> BRIEF
Return all of the data exactly as given.

***

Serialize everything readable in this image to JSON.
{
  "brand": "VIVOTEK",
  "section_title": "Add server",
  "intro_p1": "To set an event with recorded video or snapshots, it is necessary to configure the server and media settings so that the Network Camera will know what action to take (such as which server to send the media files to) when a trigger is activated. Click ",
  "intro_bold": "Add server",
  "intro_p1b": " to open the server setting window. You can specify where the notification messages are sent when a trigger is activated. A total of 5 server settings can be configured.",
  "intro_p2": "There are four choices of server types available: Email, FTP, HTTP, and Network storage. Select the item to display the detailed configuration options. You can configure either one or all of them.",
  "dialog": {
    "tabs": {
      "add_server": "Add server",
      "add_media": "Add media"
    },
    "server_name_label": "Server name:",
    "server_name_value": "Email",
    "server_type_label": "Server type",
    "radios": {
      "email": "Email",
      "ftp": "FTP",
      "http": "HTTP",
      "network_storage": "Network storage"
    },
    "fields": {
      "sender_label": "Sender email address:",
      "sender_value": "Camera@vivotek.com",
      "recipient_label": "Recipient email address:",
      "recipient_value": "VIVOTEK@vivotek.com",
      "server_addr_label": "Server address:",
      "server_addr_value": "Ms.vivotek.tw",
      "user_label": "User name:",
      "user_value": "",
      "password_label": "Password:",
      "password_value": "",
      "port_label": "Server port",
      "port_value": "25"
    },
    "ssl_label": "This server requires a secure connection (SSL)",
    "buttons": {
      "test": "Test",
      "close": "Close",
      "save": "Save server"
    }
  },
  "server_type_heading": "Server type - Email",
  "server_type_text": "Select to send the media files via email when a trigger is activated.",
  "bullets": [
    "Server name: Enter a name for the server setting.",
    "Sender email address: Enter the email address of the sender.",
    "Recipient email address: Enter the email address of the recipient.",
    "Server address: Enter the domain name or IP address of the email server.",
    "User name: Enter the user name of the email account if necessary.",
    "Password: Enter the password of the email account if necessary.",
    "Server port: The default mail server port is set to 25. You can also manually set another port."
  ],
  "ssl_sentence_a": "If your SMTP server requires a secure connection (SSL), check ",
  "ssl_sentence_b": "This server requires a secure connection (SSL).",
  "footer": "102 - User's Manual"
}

***

> SOLUTION FOR THIS TASK
Serialize everything readable in this image to JSON.
{
  "brand": "VIVOTEK",
  "section_title": "Add server",
  "intro_p1": "To set an event with recorded video or snapshots, it is necessary to configure the server and media settings so that the Network Camera will know what action to take (such as which server to send the media files to) when a trigger is activated. Click ",
  "intro_bold": "Add server",
  "intro_p1b": " to open the server setting window. You can specify where the notification messages are sent when a trigger is activated. A total of 5 server settings can be configured.",
  "intro_p2": "There are four choices of server types available: Email, FTP, HTTP, and Network storage. Select the item to display the detailed configuration options. You can configure either one or all of them.",
  "dialog": {
    "tabs": {
      "add_server": "Add server",
      "add_media": "Add media"
    },
    "server_name_label": "Server name:",
    "server_name_value": "Email",
    "server_type_label": "Server type",
    "radios": {
      "email": "Email",
      "ftp": "FTP",
      "http": "HTTP",
      "network_storage": "Network storage"
    },
    "fields": {
      "sender_label": "Sender email address:",
      "sender_value": "Camera@vivotek.com",
      "recipient_label": "Recipient email address:",
      "recipient_value": "VIVOTEK@vivotek.com",
      "server_addr_label": "Server address:",
      "server_addr_value": "Ms.vivotek.tw",
      "user_label": "User name:",
      "user_value": "",
      "password_label": "Password:",
      "password_value": "",
      "port_label": "Server port",
      "port_value": "25"
    },
    "ssl_label": "This server requires a secure connection (SSL)",
    "buttons": {
      "test": "Test",
      "close": "Close",
      "save": "Save server"
    }
  },
  "server_type_heading": "Server type - Email",
  "server_type_text": "Select to send the media files via email when a trigger is activated.",
  "bullets": [
    "Server name: Enter a name for the server setting.",
    "Sender email address: Enter the email address of the sender.",
    "Recipient email address: Enter the email address of the recipient.",
    "Server address: Enter the domain name or IP address of the email server.",
    "User name: Enter the user name of the email account if necessary.",
    "Password: Enter the password of the email account if necessary.",
    "Server port: The default mail server port is set to 25. You can also manually set another port."
  ],
  "ssl_sentence_a": "If your SMTP server requires a secure connection (SSL), check ",
  "ssl_sentence_b": "This server requires a secure connection (SSL).",
  "footer": "102 - User's Manual"
}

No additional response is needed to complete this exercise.